### [Task instructions]
Pull out all lines from the listing below in which the word "this" appears.

### [Records]
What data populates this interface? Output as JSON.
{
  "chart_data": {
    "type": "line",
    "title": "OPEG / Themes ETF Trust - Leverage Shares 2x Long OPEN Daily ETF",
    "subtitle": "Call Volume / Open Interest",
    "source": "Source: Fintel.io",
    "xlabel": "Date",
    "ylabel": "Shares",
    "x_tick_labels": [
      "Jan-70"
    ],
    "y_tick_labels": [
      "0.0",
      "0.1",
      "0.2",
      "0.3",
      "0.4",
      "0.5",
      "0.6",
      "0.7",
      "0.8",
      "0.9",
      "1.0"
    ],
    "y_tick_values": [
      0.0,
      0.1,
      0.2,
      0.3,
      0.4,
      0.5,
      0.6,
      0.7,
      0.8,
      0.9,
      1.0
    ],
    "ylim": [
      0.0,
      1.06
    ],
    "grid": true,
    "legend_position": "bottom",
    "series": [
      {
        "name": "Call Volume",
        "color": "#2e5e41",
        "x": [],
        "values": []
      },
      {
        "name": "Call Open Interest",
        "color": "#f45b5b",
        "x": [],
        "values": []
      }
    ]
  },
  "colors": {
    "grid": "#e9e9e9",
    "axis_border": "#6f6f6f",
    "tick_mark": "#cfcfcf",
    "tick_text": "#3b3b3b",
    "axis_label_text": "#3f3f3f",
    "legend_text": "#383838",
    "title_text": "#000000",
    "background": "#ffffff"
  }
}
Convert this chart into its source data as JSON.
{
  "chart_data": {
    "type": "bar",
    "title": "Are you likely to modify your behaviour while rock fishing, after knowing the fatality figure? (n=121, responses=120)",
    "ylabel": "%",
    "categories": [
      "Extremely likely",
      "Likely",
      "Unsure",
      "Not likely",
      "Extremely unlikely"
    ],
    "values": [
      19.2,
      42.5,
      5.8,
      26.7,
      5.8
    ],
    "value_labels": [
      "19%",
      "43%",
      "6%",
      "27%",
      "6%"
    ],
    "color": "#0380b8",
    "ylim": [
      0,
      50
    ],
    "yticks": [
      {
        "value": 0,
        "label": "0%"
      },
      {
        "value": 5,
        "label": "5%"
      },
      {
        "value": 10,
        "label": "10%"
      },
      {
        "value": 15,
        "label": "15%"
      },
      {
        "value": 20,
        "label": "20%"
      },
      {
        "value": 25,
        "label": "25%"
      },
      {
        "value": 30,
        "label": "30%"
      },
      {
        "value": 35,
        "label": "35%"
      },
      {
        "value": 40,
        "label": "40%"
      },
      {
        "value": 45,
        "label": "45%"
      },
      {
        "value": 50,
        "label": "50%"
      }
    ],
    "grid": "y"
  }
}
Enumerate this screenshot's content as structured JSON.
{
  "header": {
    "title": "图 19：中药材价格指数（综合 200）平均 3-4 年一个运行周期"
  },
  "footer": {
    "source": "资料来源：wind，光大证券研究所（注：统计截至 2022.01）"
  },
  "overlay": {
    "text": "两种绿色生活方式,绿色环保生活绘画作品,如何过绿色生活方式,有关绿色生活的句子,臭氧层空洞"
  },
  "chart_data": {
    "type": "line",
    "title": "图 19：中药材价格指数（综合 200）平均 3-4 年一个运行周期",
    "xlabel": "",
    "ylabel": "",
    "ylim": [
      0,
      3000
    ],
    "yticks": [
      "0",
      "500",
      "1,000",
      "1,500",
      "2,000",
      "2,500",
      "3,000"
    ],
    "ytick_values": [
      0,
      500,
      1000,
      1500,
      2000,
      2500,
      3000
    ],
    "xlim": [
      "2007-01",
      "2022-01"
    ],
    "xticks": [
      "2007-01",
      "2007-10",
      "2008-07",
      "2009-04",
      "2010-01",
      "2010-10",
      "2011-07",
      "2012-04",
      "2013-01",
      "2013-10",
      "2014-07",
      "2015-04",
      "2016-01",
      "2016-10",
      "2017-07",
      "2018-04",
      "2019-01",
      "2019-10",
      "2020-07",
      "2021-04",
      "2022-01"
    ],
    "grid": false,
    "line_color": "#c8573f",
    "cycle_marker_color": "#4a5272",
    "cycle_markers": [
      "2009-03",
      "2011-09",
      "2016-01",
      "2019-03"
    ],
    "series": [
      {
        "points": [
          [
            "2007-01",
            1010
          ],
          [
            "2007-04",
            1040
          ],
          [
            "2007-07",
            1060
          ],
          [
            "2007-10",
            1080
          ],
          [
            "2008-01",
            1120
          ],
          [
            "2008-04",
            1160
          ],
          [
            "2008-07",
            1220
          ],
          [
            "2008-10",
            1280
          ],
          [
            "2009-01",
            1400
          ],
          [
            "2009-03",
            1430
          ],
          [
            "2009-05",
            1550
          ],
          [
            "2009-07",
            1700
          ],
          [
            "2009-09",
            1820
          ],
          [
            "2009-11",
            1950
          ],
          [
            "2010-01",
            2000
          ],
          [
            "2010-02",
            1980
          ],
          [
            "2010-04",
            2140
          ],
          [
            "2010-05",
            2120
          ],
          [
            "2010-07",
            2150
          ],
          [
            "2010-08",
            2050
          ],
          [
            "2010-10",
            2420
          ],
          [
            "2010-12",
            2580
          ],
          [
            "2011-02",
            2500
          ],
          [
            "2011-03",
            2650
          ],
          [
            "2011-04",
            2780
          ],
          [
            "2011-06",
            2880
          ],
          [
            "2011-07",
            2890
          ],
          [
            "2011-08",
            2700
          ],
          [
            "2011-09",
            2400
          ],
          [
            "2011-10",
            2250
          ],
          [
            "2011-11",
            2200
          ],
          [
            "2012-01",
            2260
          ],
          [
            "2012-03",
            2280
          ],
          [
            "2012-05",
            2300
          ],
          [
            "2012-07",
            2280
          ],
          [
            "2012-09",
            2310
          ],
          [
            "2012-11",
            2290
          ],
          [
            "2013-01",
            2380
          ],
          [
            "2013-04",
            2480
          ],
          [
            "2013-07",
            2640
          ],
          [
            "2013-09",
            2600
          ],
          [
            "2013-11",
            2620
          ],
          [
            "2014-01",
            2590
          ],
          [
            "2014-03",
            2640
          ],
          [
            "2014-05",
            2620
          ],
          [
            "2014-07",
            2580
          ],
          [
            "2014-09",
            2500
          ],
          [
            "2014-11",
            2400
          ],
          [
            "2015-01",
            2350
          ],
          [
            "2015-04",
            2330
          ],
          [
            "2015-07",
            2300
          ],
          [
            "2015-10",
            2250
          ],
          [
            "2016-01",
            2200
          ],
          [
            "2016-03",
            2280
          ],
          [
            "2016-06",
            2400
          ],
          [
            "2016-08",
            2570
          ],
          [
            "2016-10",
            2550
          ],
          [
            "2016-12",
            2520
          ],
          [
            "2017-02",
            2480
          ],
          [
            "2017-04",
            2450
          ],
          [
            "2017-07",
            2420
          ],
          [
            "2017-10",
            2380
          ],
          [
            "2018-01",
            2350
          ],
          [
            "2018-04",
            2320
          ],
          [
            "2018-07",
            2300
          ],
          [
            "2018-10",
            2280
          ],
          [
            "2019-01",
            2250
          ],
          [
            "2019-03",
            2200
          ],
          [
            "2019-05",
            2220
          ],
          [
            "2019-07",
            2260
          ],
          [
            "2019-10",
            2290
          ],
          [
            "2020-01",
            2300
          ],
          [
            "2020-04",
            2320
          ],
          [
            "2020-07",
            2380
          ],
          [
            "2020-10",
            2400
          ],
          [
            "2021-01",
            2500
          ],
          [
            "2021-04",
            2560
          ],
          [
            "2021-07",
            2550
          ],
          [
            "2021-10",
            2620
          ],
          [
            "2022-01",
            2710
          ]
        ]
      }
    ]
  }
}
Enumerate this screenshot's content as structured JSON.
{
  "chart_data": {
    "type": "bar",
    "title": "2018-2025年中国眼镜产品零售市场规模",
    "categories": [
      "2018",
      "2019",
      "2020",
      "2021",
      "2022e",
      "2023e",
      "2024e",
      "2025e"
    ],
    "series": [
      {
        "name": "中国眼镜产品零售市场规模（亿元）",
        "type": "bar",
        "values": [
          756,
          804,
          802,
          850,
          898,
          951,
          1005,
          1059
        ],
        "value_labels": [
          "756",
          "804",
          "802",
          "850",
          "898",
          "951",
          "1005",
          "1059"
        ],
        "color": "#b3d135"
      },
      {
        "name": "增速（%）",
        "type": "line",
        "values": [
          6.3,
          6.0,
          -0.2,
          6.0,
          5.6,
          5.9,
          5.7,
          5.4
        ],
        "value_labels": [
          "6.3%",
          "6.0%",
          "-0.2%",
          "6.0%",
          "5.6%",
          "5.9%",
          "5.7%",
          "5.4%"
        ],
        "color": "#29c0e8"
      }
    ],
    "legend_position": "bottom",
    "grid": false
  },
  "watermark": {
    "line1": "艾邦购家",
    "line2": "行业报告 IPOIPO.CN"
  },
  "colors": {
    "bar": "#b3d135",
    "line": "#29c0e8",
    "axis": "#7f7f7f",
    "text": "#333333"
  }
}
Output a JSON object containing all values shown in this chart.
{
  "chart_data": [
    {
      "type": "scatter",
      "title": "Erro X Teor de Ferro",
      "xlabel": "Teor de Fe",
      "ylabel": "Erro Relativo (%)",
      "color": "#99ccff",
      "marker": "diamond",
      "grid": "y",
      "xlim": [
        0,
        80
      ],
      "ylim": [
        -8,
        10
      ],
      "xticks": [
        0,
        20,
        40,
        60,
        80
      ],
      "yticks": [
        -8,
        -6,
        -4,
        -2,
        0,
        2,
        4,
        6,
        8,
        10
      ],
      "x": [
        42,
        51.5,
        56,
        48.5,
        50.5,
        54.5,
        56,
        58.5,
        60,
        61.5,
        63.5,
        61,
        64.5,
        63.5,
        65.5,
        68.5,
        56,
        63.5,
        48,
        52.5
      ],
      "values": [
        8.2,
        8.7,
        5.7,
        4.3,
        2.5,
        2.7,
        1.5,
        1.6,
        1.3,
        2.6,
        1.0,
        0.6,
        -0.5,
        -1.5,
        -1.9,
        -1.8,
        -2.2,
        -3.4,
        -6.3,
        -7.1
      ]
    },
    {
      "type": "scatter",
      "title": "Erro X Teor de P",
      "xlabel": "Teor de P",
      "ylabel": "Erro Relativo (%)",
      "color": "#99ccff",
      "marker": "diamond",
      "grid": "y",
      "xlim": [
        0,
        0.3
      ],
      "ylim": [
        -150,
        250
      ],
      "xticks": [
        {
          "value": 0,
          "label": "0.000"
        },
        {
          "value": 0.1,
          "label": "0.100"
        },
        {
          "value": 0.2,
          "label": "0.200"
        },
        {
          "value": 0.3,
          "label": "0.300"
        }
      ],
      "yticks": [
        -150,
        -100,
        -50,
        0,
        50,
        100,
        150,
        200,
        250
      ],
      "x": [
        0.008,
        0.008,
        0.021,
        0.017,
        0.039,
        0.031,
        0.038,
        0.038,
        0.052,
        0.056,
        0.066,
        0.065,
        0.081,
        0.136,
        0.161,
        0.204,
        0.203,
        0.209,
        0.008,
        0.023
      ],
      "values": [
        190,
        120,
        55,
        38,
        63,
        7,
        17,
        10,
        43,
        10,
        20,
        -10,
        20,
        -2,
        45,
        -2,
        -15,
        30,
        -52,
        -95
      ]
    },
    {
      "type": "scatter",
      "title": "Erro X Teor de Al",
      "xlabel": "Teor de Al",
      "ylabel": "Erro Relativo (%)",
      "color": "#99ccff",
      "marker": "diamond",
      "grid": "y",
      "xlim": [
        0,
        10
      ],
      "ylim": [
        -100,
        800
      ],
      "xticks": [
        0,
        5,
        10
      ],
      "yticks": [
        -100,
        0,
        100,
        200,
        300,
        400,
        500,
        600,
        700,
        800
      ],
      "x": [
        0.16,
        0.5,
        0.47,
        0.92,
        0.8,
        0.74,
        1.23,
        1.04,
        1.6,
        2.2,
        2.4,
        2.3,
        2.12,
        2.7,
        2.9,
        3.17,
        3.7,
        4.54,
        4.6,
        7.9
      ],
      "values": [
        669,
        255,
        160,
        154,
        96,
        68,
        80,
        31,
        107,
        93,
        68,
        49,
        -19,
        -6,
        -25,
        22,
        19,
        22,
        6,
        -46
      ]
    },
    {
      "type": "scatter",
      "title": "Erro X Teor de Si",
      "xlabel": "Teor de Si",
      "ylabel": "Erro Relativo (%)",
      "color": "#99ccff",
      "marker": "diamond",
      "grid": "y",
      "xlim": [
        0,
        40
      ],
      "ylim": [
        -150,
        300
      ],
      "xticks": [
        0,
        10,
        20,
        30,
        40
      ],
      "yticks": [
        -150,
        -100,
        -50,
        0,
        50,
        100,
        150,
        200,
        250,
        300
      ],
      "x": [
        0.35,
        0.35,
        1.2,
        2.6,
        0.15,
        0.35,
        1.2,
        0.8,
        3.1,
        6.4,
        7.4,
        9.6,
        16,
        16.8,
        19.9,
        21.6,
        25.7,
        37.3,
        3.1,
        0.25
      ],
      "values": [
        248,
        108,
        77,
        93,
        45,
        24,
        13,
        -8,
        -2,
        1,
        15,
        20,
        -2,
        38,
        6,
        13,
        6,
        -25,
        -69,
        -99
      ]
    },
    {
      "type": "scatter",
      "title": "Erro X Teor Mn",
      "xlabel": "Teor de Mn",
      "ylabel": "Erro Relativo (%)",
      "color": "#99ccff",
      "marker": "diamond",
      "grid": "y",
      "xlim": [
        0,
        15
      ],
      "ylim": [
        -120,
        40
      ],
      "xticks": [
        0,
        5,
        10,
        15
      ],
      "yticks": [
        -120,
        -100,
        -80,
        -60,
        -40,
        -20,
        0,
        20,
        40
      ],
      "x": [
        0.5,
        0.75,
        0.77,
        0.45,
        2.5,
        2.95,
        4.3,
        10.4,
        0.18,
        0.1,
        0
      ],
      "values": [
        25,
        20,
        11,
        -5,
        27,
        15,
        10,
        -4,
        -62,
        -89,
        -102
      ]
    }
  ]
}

### [Response]
What data populates this interface? Output as JSON.
Convert this chart into its source data as JSON.
Enumerate this screenshot's content as structured JSON.
Enumerate this screenshot's content as structured JSON.
Output a JSON object containing all values shown in this chart.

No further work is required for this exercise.